Copy the entries below word for word, beginning with the line containing "List all visible" and continuing through the line containing "highlight-point <box>955 259 964 269</box>". Leave the pictures out of your copy.

**Data for processing:**
* * * * * * *

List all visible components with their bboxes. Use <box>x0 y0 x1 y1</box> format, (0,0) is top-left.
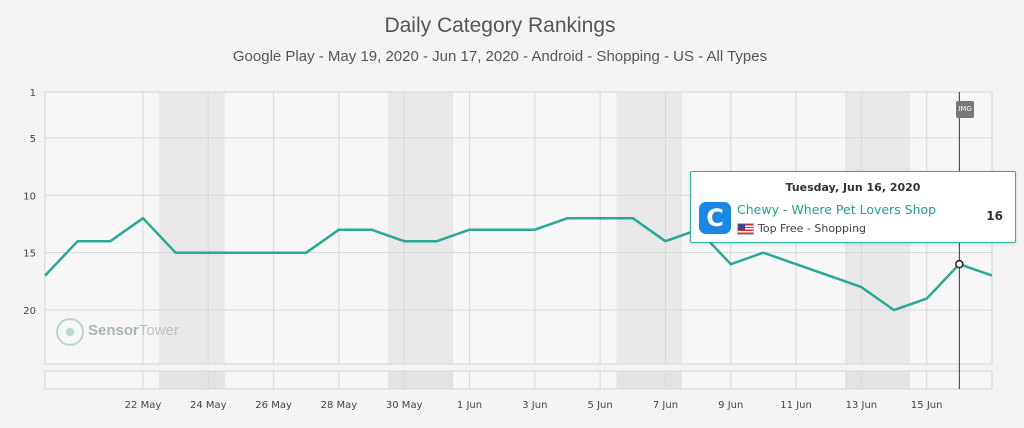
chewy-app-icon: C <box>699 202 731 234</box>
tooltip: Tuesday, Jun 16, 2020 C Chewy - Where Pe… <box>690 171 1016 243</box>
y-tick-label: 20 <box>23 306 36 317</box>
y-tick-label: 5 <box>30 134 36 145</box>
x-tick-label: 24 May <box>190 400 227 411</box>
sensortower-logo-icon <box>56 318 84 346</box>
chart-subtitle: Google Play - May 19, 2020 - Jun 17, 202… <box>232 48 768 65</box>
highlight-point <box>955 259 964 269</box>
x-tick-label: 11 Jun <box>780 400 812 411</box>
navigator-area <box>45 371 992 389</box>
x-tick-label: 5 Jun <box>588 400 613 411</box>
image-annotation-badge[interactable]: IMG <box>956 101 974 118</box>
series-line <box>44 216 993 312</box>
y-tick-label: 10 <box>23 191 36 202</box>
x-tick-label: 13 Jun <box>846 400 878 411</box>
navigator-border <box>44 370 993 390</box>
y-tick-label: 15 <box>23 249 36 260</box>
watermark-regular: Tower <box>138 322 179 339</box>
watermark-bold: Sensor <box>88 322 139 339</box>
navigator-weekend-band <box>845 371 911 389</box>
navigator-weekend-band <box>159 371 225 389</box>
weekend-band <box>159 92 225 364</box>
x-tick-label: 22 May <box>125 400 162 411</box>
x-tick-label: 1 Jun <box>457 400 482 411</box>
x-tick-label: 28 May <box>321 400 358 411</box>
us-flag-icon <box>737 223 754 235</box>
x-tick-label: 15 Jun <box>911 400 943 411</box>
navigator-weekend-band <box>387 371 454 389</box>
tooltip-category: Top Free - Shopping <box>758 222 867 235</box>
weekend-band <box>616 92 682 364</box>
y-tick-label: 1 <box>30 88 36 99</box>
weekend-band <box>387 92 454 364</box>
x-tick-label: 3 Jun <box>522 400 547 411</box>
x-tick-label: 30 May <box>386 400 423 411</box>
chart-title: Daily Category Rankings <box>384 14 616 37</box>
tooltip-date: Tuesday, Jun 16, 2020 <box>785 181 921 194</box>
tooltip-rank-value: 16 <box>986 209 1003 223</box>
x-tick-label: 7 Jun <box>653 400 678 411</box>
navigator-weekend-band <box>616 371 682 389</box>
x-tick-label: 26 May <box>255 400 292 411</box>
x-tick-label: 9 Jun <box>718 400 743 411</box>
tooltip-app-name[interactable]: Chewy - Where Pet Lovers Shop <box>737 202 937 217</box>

* * * * * * *

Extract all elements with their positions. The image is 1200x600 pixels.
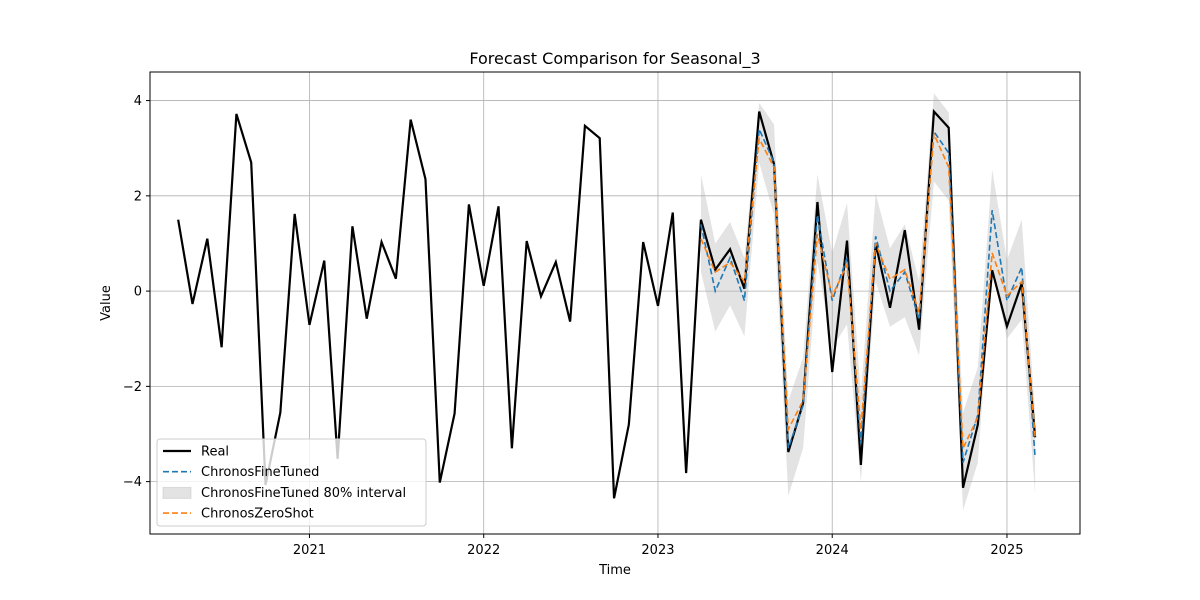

* * * * * * *

**Worked answer:**
List all visible components with their bboxes. Use <box>x0 y0 x1 y1</box> format, (0,0) is top-left.
chewy-app-icon: C <box>699 202 731 234</box>
tooltip: Tuesday, Jun 16, 2020 C Chewy - Where Pe… <box>690 171 1016 243</box>
y-tick-label: 20 <box>23 306 36 317</box>
y-tick-label: 5 <box>30 134 36 145</box>
x-tick-label: 24 May <box>190 400 227 411</box>
sensortower-logo-icon <box>56 318 84 346</box>
chart-subtitle: Google Play - May 19, 2020 - Jun 17, 202… <box>232 48 768 65</box>
highlight-point <box>955 259 964 269</box>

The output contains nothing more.